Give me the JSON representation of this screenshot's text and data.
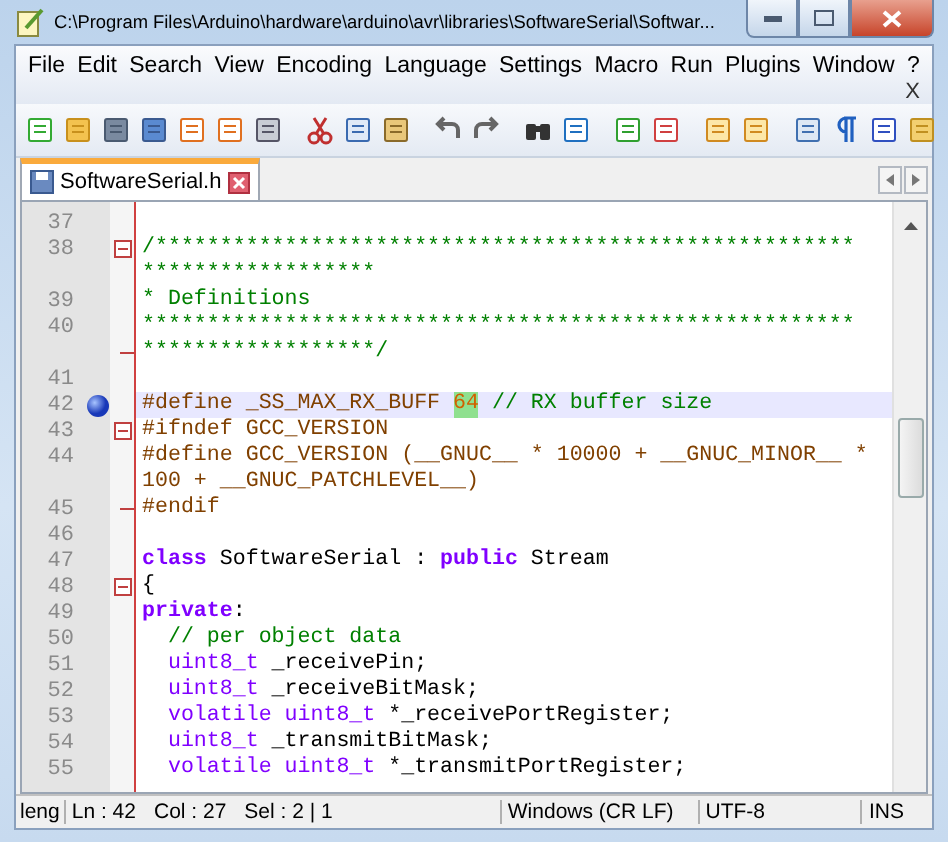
{
  "window": {
    "title": "C:\\Program Files\\Arduino\\hardware\\arduino\\avr\\libraries\\SoftwareSerial\\Softwar..."
  },
  "menu": [
    "File",
    "Edit",
    "Search",
    "View",
    "Encoding",
    "Language",
    "Settings",
    "Macro",
    "Run",
    "Plugins",
    "Window",
    "?"
  ],
  "menu_close": "X",
  "tabs": [
    {
      "label": "SoftwareSerial.h",
      "selected": true
    }
  ],
  "editor": {
    "lines": [
      {
        "number": "37",
        "current": false,
        "bookmarked": false,
        "fold_start": false,
        "fold_end": false
      },
      {
        "number": "38",
        "current": false,
        "bookmarked": false,
        "fold_start": true,
        "fold_end": false,
        "rows": [
          [
            {
              "kind": "comment",
              "t": "/******************************************************"
            }
          ],
          [
            {
              "kind": "comment",
              "t": "******************"
            }
          ]
        ]
      },
      {
        "number": "39",
        "current": false,
        "bookmarked": false,
        "fold_start": false,
        "fold_end": false,
        "rows": [
          [
            {
              "kind": "comment",
              "t": "* Definitions"
            }
          ]
        ]
      },
      {
        "number": "40",
        "current": false,
        "bookmarked": false,
        "fold_start": false,
        "fold_end": true,
        "rows": [
          [
            {
              "kind": "comment",
              "t": "*******************************************************"
            }
          ],
          [
            {
              "kind": "comment",
              "t": "******************/"
            }
          ]
        ]
      },
      {
        "number": "41",
        "current": false,
        "bookmarked": false,
        "fold_start": false,
        "fold_end": false
      },
      {
        "number": "42",
        "current": true,
        "bookmarked": true,
        "fold_start": false,
        "fold_end": false,
        "rows": [
          [
            {
              "kind": "preproc",
              "t": "#define _SS_MAX_RX_BUFF "
            },
            {
              "kind": "number",
              "t": "64"
            },
            {
              "kind": "comment",
              "t": " // RX buffer size"
            }
          ]
        ]
      },
      {
        "number": "43",
        "current": false,
        "bookmarked": false,
        "fold_start": true,
        "fold_end": false,
        "rows": [
          [
            {
              "kind": "preproc",
              "t": "#ifndef GCC_VERSION"
            }
          ]
        ]
      },
      {
        "number": "44",
        "current": false,
        "bookmarked": false,
        "fold_start": false,
        "fold_end": false,
        "rows": [
          [
            {
              "kind": "preproc",
              "t": "#define GCC_VERSION (__GNUC__ * 10000 + __GNUC_MINOR__ *"
            }
          ],
          [
            {
              "kind": "preproc",
              "t": "100 + __GNUC_PATCHLEVEL__)"
            }
          ]
        ]
      },
      {
        "number": "45",
        "current": false,
        "bookmarked": false,
        "fold_start": false,
        "fold_end": true,
        "rows": [
          [
            {
              "kind": "preproc",
              "t": "#endif"
            }
          ]
        ]
      },
      {
        "number": "46",
        "current": false,
        "bookmarked": false,
        "fold_start": false,
        "fold_end": false
      },
      {
        "number": "47",
        "current": false,
        "bookmarked": false,
        "fold_start": false,
        "fold_end": false,
        "rows": [
          [
            {
              "kind": "keyword",
              "t": "class"
            },
            {
              "kind": "plain",
              "t": " SoftwareSerial : "
            },
            {
              "kind": "keyword",
              "t": "public"
            },
            {
              "kind": "plain",
              "t": " Stream"
            }
          ]
        ]
      },
      {
        "number": "48",
        "current": false,
        "bookmarked": false,
        "fold_start": true,
        "fold_end": false,
        "rows": [
          [
            {
              "kind": "plain",
              "t": "{"
            }
          ]
        ]
      },
      {
        "number": "49",
        "current": false,
        "bookmarked": false,
        "fold_start": false,
        "fold_end": false,
        "rows": [
          [
            {
              "kind": "keyword",
              "t": "private"
            },
            {
              "kind": "plain",
              "t": ":"
            }
          ]
        ]
      },
      {
        "number": "50",
        "current": false,
        "bookmarked": false,
        "fold_start": false,
        "fold_end": false,
        "rows": [
          [
            {
              "kind": "comment",
              "t": "  // per object data"
            }
          ]
        ]
      },
      {
        "number": "51",
        "current": false,
        "bookmarked": false,
        "fold_start": false,
        "fold_end": false,
        "rows": [
          [
            {
              "kind": "type",
              "t": "  uint8_t"
            },
            {
              "kind": "plain",
              "t": " _receivePin;"
            }
          ]
        ]
      },
      {
        "number": "52",
        "current": false,
        "bookmarked": false,
        "fold_start": false,
        "fold_end": false,
        "rows": [
          [
            {
              "kind": "type",
              "t": "  uint8_t"
            },
            {
              "kind": "plain",
              "t": " _receiveBitMask;"
            }
          ]
        ]
      },
      {
        "number": "53",
        "current": false,
        "bookmarked": false,
        "fold_start": false,
        "fold_end": false,
        "rows": [
          [
            {
              "kind": "type",
              "t": "  volatile uint8_t"
            },
            {
              "kind": "plain",
              "t": " *_receivePortRegister;"
            }
          ]
        ]
      },
      {
        "number": "54",
        "current": false,
        "bookmarked": false,
        "fold_start": false,
        "fold_end": false,
        "rows": [
          [
            {
              "kind": "type",
              "t": "  uint8_t"
            },
            {
              "kind": "plain",
              "t": " _transmitBitMask;"
            }
          ]
        ]
      },
      {
        "number": "55",
        "current": false,
        "bookmarked": false,
        "fold_start": false,
        "fold_end": false,
        "rows": [
          [
            {
              "kind": "type",
              "t": "  volatile uint8_t"
            },
            {
              "kind": "plain",
              "t": " *_transmitPortRegister;"
            }
          ]
        ]
      }
    ]
  },
  "status_bar": {
    "cut_label": "leng",
    "line": "Ln : 42",
    "column": "Col : 27",
    "selection": "Sel : 2 | 1",
    "eol": "Windows (CR LF)",
    "encoding": "UTF-8",
    "mode": "INS"
  }
}
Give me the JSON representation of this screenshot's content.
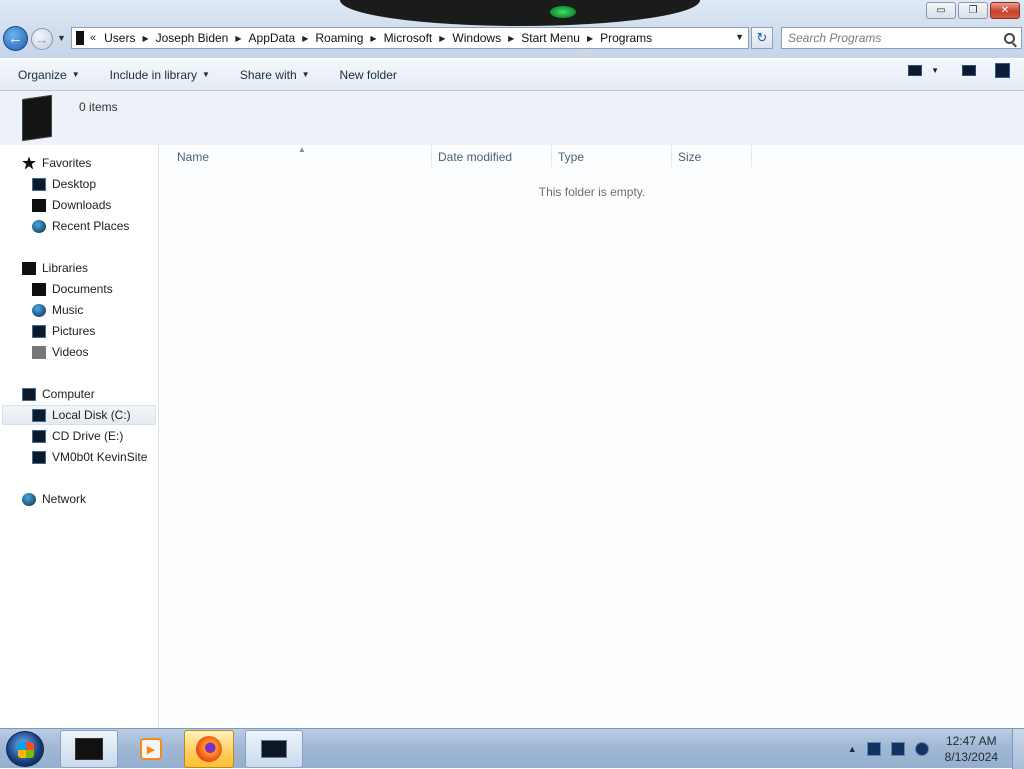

What is asked> Omit each picture, then return all of the listing exactly as it stands.

Result>
Give me the JSON representation of this screenshot's text and data.
{
  "window": {
    "title": "C:\\Program Files\\Arduino\\hardware\\arduino\\avr\\libraries\\SoftwareSerial\\Softwar..."
  },
  "menu": [
    "File",
    "Edit",
    "Search",
    "View",
    "Encoding",
    "Language",
    "Settings",
    "Macro",
    "Run",
    "Plugins",
    "Window",
    "?"
  ],
  "menu_close": "X",
  "tabs": [
    {
      "label": "SoftwareSerial.h",
      "selected": true
    }
  ],
  "editor": {
    "lines": [
      {
        "number": "37",
        "current": false,
        "bookmarked": false,
        "fold_start": false,
        "fold_end": false
      },
      {
        "number": "38",
        "current": false,
        "bookmarked": false,
        "fold_start": true,
        "fold_end": false,
        "rows": [
          [
            {
              "kind": "comment",
              "t": "/******************************************************"
            }
          ],
          [
            {
              "kind": "comment",
              "t": "******************"
            }
          ]
        ]
      },
      {
        "number": "39",
        "current": false,
        "bookmarked": false,
        "fold_start": false,
        "fold_end": false,
        "rows": [
          [
            {
              "kind": "comment",
              "t": "* Definitions"
            }
          ]
        ]
      },
      {
        "number": "40",
        "current": false,
        "bookmarked": false,
        "fold_start": false,
        "fold_end": true,
        "rows": [
          [
            {
              "kind": "comment",
              "t": "*******************************************************"
            }
          ],
          [
            {
              "kind": "comment",
              "t": "******************/"
            }
          ]
        ]
      },
      {
        "number": "41",
        "current": false,
        "bookmarked": false,
        "fold_start": false,
        "fold_end": false
      },
      {
        "number": "42",
        "current": true,
        "bookmarked": true,
        "fold_start": false,
        "fold_end": false,
        "rows": [
          [
            {
              "kind": "preproc",
              "t": "#define _SS_MAX_RX_BUFF "
            },
            {
              "kind": "number",
              "t": "64"
            },
            {
              "kind": "comment",
              "t": " // RX buffer size"
            }
          ]
        ]
      },
      {
        "number": "43",
        "current": false,
        "bookmarked": false,
        "fold_start": true,
        "fold_end": false,
        "rows": [
          [
            {
              "kind": "preproc",
              "t": "#ifndef GCC_VERSION"
            }
          ]
        ]
      },
      {
        "number": "44",
        "current": false,
        "bookmarked": false,
        "fold_start": false,
        "fold_end": false,
        "rows": [
          [
            {
              "kind": "preproc",
              "t": "#define GCC_VERSION (__GNUC__ * 10000 + __GNUC_MINOR__ *"
            }
          ],
          [
            {
              "kind": "preproc",
              "t": "100 + __GNUC_PATCHLEVEL__)"
            }
          ]
        ]
      },
      {
        "number": "45",
        "current": false,
        "bookmarked": false,
        "fold_start": false,
        "fold_end": true,
        "rows": [
          [
            {
              "kind": "preproc",
              "t": "#endif"
            }
          ]
        ]
      },
      {
        "number": "46",
        "current": false,
        "bookmarked": false,
        "fold_start": false,
        "fold_end": false
      },
      {
        "number": "47",
        "current": false,
        "bookmarked": false,
        "fold_start": false,
        "fold_end": false,
        "rows": [
          [
            {
              "kind": "keyword",
              "t": "class"
            },
            {
              "kind": "plain",
              "t": " SoftwareSerial : "
            },
            {
              "kind": "keyword",
              "t": "public"
            },
            {
              "kind": "plain",
              "t": " Stream"
            }
          ]
        ]
      },
      {
        "number": "48",
        "current": false,
        "bookmarked": false,
        "fold_start": true,
        "fold_end": false,
        "rows": [
          [
            {
              "kind": "plain",
              "t": "{"
            }
          ]
        ]
      },
      {
        "number": "49",
        "current": false,
        "bookmarked": false,
        "fold_start": false,
        "fold_end": false,
        "rows": [
          [
            {
              "kind": "keyword",
              "t": "private"
            },
            {
              "kind": "plain",
              "t": ":"
            }
          ]
        ]
      },
      {
        "number": "50",
        "current": false,
        "bookmarked": false,
        "fold_start": false,
        "fold_end": false,
        "rows": [
          [
            {
              "kind": "comment",
              "t": "  // per object data"
            }
          ]
        ]
      },
      {
        "number": "51",
        "current": false,
        "bookmarked": false,
        "fold_start": false,
        "fold_end": false,
        "rows": [
          [
            {
              "kind": "type",
              "t": "  uint8_t"
            },
            {
              "kind": "plain",
              "t": " _receivePin;"
            }
          ]
        ]
      },
      {
        "number": "52",
        "current": false,
        "bookmarked": false,
        "fold_start": false,
        "fold_end": false,
        "rows": [
          [
            {
              "kind": "type",
              "t": "  uint8_t"
            },
            {
              "kind": "plain",
              "t": " _receiveBitMask;"
            }
          ]
        ]
      },
      {
        "number": "53",
        "current": false,
        "bookmarked": false,
        "fold_start": false,
        "fold_end": false,
        "rows": [
          [
            {
              "kind": "type",
              "t": "  volatile uint8_t"
            },
            {
              "kind": "plain",
              "t": " *_receivePortRegister;"
            }
          ]
        ]
      },
      {
        "number": "54",
        "current": false,
        "bookmarked": false,
        "fold_start": false,
        "fold_end": false,
        "rows": [
          [
            {
              "kind": "type",
              "t": "  uint8_t"
            },
            {
              "kind": "plain",
              "t": " _transmitBitMask;"
            }
          ]
        ]
      },
      {
        "number": "55",
        "current": false,
        "bookmarked": false,
        "fold_start": false,
        "fold_end": false,
        "rows": [
          [
            {
              "kind": "type",
              "t": "  volatile uint8_t"
            },
            {
              "kind": "plain",
              "t": " *_transmitPortRegister;"
            }
          ]
        ]
      }
    ]
  },
  "status_bar": {
    "cut_label": "leng",
    "line": "Ln : 42",
    "column": "Col : 27",
    "selection": "Sel : 2 | 1",
    "eol": "Windows (CR LF)",
    "encoding": "UTF-8",
    "mode": "INS"
  }
}
Give me the JSON representation of this screenshot's content.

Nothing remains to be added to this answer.